### Exercise task
Write every line of the material out exactly as shown.
--- begin Supplied data ---
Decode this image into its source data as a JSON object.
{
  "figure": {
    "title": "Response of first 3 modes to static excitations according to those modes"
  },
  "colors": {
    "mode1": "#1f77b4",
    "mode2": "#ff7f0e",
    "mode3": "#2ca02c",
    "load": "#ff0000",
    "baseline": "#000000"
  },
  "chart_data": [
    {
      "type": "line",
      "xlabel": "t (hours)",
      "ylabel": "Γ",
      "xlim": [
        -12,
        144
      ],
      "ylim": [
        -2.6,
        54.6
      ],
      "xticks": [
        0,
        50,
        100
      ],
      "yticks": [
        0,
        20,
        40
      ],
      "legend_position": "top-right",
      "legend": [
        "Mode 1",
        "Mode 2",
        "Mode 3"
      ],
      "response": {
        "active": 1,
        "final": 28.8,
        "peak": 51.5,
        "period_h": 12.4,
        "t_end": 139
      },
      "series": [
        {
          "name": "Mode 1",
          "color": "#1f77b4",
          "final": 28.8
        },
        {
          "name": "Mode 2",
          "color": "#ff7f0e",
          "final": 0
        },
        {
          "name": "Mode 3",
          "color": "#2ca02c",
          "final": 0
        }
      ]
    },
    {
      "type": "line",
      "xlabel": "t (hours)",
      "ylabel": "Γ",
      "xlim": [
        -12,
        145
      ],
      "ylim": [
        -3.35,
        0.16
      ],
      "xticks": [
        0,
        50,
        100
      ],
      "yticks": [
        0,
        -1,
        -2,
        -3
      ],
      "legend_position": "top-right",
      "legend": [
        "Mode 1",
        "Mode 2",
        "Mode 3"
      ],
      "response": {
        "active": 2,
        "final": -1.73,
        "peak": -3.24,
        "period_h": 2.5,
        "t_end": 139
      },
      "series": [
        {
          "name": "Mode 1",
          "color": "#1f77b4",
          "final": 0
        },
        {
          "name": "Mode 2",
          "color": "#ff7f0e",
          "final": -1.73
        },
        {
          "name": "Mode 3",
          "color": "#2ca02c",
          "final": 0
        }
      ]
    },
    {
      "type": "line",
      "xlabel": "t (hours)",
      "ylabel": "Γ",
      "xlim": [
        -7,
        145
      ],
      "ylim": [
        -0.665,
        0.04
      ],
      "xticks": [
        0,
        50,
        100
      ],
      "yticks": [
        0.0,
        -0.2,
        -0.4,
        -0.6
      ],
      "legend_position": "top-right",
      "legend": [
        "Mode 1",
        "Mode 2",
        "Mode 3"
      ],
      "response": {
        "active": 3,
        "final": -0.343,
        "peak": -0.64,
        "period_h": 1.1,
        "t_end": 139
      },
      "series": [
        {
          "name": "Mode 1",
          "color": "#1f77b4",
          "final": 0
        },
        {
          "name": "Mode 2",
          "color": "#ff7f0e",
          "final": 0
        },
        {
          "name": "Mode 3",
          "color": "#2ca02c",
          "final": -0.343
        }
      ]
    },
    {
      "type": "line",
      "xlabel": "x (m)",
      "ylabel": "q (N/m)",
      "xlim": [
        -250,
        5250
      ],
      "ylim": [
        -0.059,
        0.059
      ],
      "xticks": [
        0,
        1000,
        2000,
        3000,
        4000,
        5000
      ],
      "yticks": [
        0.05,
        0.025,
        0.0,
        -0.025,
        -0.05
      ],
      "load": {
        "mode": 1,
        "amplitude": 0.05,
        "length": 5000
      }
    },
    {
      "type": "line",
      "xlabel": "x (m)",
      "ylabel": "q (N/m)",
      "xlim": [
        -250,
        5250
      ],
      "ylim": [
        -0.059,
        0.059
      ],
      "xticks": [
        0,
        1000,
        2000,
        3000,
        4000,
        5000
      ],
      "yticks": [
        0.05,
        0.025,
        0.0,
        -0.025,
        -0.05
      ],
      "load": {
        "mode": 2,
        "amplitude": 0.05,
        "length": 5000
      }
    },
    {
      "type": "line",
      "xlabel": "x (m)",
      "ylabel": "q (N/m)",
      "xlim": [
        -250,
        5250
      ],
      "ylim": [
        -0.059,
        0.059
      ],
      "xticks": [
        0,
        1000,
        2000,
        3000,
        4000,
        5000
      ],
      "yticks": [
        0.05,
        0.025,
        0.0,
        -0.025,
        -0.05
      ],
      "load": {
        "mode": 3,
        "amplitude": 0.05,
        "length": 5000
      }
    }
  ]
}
--- end Supplied data ---
### Solution to this exercise
Decode this image into its source data as a JSON object.
{
  "figure": {
    "title": "Response of first 3 modes to static excitations according to those modes"
  },
  "colors": {
    "mode1": "#1f77b4",
    "mode2": "#ff7f0e",
    "mode3": "#2ca02c",
    "load": "#ff0000",
    "baseline": "#000000"
  },
  "chart_data": [
    {
      "type": "line",
      "xlabel": "t (hours)",
      "ylabel": "Γ",
      "xlim": [
        -12,
        144
      ],
      "ylim": [
        -2.6,
        54.6
      ],
      "xticks": [
        0,
        50,
        100
      ],
      "yticks": [
        0,
        20,
        40
      ],
      "legend_position": "top-right",
      "legend": [
        "Mode 1",
        "Mode 2",
        "Mode 3"
      ],
      "response": {
        "active": 1,
        "final": 28.8,
        "peak": 51.5,
        "period_h": 12.4,
        "t_end": 139
      },
      "series": [
        {
          "name": "Mode 1",
          "color": "#1f77b4",
          "final": 28.8
        },
        {
          "name": "Mode 2",
          "color": "#ff7f0e",
          "final": 0
        },
        {
          "name": "Mode 3",
          "color": "#2ca02c",
          "final": 0
        }
      ]
    },
    {
      "type": "line",
      "xlabel": "t (hours)",
      "ylabel": "Γ",
      "xlim": [
        -12,
        145
      ],
      "ylim": [
        -3.35,
        0.16
      ],
      "xticks": [
        0,
        50,
        100
      ],
      "yticks": [
        0,
        -1,
        -2,
        -3
      ],
      "legend_position": "top-right",
      "legend": [
        "Mode 1",
        "Mode 2",
        "Mode 3"
      ],
      "response": {
        "active": 2,
        "final": -1.73,
        "peak": -3.24,
        "period_h": 2.5,
        "t_end": 139
      },
      "series": [
        {
          "name": "Mode 1",
          "color": "#1f77b4",
          "final": 0
        },
        {
          "name": "Mode 2",
          "color": "#ff7f0e",
          "final": -1.73
        },
        {
          "name": "Mode 3",
          "color": "#2ca02c",
          "final": 0
        }
      ]
    },
    {
      "type": "line",
      "xlabel": "t (hours)",
      "ylabel": "Γ",
      "xlim": [
        -7,
        145
      ],
      "ylim": [
        -0.665,
        0.04
      ],
      "xticks": [
        0,
        50,
        100
      ],
      "yticks": [
        0.0,
        -0.2,
        -0.4,
        -0.6
      ],
      "legend_position": "top-right",
      "legend": [
        "Mode 1",
        "Mode 2",
        "Mode 3"
      ],
      "response": {
        "active": 3,
        "final": -0.343,
        "peak": -0.64,
        "period_h": 1.1,
        "t_end": 139
      },
      "series": [
        {
          "name": "Mode 1",
          "color": "#1f77b4",
          "final": 0
        },
        {
          "name": "Mode 2",
          "color": "#ff7f0e",
          "final": 0
        },
        {
          "name": "Mode 3",
          "color": "#2ca02c",
          "final": -0.343
        }
      ]
    },
    {
      "type": "line",
      "xlabel": "x (m)",
      "ylabel": "q (N/m)",
      "xlim": [
        -250,
        5250
      ],
      "ylim": [
        -0.059,
        0.059
      ],
      "xticks": [
        0,
        1000,
        2000,
        3000,
        4000,
        5000
      ],
      "yticks": [
        0.05,
        0.025,
        0.0,
        -0.025,
        -0.05
      ],
      "load": {
        "mode": 1,
        "amplitude": 0.05,
        "length": 5000
      }
    },
    {
      "type": "line",
      "xlabel": "x (m)",
      "ylabel": "q (N/m)",
      "xlim": [
        -250,
        5250
      ],
      "ylim": [
        -0.059,
        0.059
      ],
      "xticks": [
        0,
        1000,
        2000,
        3000,
        4000,
        5000
      ],
      "yticks": [
        0.05,
        0.025,
        0.0,
        -0.025,
        -0.05
      ],
      "load": {
        "mode": 2,
        "amplitude": 0.05,
        "length": 5000
      }
    },
    {
      "type": "line",
      "xlabel": "x (m)",
      "ylabel": "q (N/m)",
      "xlim": [
        -250,
        5250
      ],
      "ylim": [
        -0.059,
        0.059
      ],
      "xticks": [
        0,
        1000,
        2000,
        3000,
        4000,
        5000
      ],
      "yticks": [
        0.05,
        0.025,
        0.0,
        -0.025,
        -0.05
      ],
      "load": {
        "mode": 3,
        "amplitude": 0.05,
        "length": 5000
      }
    }
  ]
}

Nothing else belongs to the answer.